══ Input rows ══

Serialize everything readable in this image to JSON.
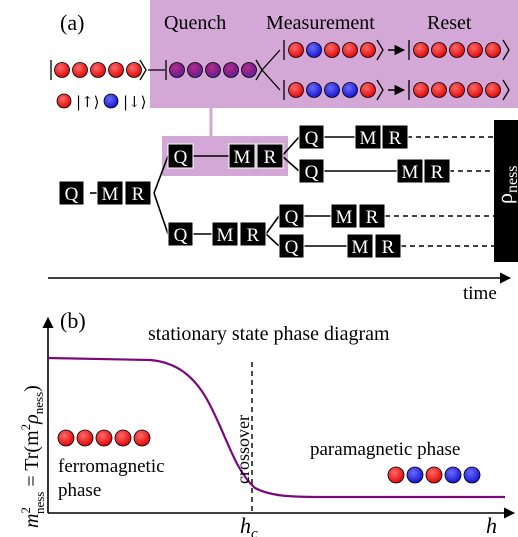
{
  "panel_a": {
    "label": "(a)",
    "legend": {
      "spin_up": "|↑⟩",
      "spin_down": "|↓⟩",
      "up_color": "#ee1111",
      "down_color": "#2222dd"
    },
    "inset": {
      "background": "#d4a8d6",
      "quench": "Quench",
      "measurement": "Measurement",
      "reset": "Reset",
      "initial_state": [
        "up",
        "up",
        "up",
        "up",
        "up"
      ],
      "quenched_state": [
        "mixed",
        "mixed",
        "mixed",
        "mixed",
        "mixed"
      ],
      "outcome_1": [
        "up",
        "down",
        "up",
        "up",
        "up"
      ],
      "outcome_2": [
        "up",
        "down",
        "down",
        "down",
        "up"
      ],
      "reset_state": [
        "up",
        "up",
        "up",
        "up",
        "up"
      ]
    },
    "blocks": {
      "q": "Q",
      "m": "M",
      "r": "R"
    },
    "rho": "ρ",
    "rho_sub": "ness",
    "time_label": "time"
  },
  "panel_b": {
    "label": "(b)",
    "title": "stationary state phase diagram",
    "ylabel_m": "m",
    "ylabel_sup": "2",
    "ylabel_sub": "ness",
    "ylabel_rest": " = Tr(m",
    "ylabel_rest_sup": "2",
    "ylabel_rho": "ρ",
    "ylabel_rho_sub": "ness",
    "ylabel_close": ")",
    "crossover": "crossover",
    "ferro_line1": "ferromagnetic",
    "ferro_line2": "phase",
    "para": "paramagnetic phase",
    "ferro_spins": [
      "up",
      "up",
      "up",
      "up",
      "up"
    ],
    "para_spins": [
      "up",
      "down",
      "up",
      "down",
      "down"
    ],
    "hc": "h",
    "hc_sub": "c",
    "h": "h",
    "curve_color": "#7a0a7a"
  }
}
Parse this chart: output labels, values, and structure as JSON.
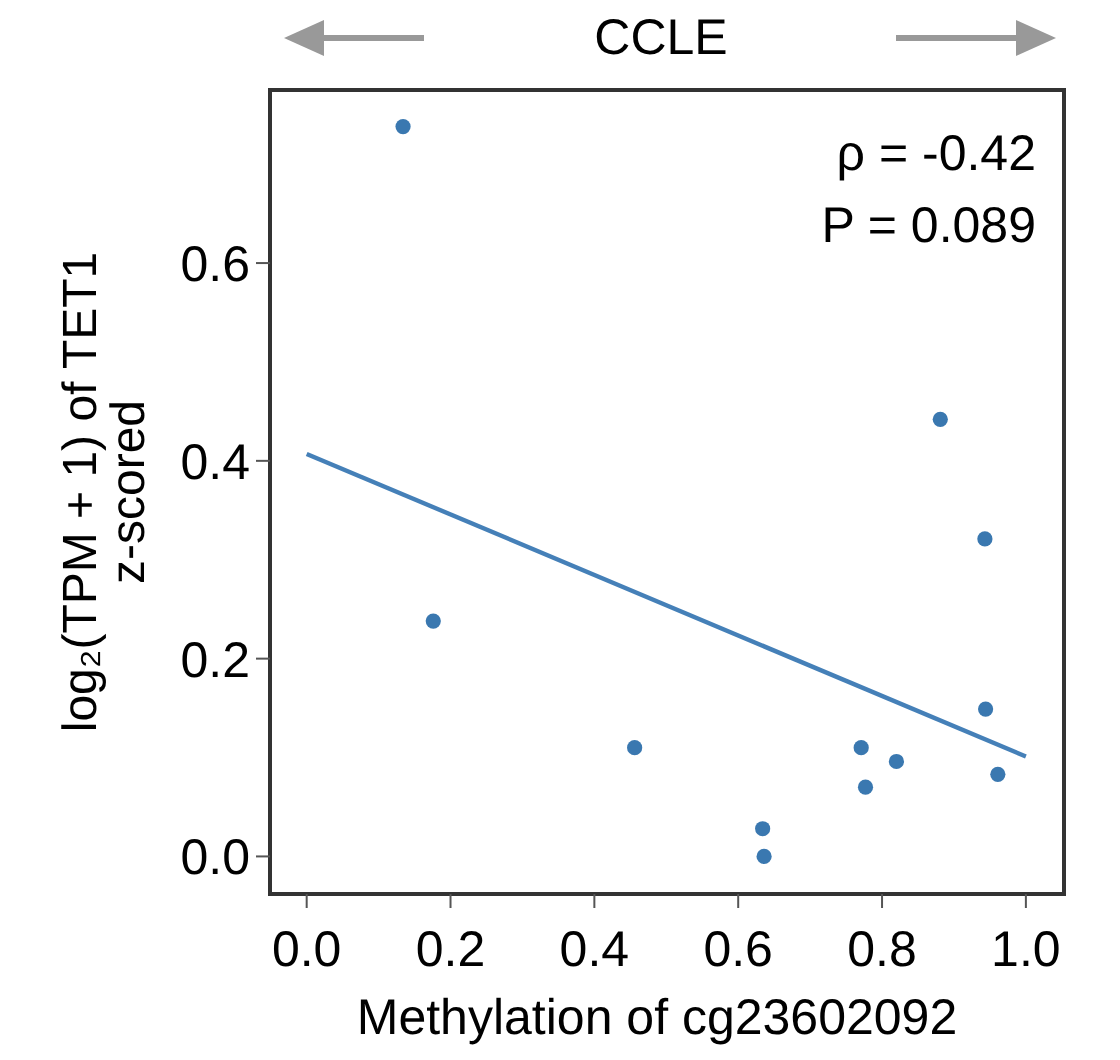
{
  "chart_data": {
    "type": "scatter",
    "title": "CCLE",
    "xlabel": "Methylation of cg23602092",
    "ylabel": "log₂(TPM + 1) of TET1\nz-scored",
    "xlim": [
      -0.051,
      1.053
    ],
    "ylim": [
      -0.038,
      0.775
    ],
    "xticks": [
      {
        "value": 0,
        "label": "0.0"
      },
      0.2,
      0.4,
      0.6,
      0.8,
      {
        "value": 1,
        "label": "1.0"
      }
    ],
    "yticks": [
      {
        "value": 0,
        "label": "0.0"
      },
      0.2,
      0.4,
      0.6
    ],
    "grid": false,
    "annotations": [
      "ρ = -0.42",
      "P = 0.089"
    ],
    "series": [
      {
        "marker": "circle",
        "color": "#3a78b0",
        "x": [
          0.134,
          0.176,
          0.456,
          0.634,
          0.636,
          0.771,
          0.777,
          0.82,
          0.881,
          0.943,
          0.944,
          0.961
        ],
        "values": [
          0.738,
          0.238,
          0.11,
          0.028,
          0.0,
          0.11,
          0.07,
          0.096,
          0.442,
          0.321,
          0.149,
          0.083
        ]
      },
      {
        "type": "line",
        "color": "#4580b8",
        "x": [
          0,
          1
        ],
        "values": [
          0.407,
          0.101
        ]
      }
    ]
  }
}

═══

Exercise task: Copy, from the material above, each line in which the string "ness" occurs.

Result:
    "rho_sub": "ness",
    "ylabel_sub": "ness",
    "ylabel_rho_sub": "ness",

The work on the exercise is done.